# START OF INFORMATION GIVEN
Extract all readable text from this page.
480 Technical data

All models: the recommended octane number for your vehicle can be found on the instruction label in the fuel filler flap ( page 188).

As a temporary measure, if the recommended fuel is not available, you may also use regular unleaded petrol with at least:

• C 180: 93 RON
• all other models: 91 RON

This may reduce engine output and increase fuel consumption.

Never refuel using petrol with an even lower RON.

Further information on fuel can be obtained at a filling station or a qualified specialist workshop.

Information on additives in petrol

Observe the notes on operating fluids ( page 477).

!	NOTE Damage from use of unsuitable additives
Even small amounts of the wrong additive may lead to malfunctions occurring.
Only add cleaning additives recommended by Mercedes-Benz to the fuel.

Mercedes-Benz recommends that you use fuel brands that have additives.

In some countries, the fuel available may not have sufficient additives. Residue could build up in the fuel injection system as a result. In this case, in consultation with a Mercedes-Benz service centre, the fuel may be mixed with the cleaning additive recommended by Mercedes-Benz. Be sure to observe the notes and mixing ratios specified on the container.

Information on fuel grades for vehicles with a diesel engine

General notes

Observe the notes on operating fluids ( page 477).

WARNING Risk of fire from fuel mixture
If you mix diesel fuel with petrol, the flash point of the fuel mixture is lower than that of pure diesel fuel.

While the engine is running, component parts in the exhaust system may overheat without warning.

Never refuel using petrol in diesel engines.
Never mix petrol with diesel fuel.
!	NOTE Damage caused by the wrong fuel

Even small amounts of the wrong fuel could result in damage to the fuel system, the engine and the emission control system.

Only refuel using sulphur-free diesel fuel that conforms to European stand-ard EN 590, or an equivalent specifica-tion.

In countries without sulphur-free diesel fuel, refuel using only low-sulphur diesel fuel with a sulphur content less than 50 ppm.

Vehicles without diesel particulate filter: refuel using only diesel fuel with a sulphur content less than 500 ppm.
# END OF INFORMATION GIVEN
WHAT YOU NEED TO DO:
Extract every line above containing the word "than".

OUTPUT OF THE EXERCISE:
If you mix diesel fuel with petrol, the flash point of the fuel mixture is lower than that of pure diesel fuel.
In countries without sulphur-free diesel fuel, refuel using only low-sulphur diesel fuel with a sulphur content less than 50 ppm.
Vehicles without diesel particulate filter: refuel using only diesel fuel with a sulphur content less than 500 ppm.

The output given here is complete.